Directions: Lines containing the word "flevy" need to be counted. Please reply with how many there are, and nothing else.

Listing:

________________________

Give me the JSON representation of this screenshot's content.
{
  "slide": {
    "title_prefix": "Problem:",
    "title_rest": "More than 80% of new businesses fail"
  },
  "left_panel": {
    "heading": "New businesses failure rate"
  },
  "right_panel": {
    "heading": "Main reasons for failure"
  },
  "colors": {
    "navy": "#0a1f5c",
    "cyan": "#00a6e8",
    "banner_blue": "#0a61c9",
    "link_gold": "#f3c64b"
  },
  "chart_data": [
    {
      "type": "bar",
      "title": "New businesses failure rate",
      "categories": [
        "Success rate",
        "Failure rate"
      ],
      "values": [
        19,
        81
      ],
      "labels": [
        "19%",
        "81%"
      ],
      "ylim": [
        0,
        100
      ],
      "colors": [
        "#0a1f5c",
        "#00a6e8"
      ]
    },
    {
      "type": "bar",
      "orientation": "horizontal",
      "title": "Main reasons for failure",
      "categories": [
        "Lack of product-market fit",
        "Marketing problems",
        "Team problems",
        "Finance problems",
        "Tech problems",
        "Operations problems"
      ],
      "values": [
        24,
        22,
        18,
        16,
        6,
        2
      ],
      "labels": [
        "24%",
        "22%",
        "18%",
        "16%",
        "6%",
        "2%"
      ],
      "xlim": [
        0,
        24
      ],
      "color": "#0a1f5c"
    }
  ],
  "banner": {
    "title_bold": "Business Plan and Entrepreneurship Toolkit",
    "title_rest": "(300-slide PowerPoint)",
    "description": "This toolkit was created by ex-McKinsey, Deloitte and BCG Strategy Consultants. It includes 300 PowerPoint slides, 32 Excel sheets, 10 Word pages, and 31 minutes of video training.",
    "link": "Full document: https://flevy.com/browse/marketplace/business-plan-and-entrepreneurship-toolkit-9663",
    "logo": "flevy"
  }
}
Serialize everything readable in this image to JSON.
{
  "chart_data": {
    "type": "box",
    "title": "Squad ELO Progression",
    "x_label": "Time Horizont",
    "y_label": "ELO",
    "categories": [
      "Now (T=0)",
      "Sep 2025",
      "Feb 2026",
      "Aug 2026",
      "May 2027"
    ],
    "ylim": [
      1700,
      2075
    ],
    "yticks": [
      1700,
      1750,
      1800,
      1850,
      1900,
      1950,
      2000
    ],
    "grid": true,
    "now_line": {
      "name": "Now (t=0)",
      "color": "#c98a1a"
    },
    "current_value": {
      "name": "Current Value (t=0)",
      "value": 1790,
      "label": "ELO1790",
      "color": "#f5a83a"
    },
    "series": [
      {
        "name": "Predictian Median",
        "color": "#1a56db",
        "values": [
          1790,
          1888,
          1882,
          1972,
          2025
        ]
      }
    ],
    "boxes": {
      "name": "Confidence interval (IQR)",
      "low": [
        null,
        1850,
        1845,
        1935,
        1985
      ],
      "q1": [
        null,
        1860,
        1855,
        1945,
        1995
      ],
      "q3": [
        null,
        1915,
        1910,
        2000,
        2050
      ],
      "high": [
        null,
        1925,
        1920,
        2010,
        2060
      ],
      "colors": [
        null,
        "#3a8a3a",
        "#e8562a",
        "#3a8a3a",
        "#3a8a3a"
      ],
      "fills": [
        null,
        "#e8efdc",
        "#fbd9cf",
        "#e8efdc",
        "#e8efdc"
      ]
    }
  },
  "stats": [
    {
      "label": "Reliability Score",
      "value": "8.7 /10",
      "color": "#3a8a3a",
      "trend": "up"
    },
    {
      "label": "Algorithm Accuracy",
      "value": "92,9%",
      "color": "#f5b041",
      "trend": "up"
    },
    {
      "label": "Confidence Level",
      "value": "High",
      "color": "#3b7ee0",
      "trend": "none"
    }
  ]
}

________________________

Completed task: 2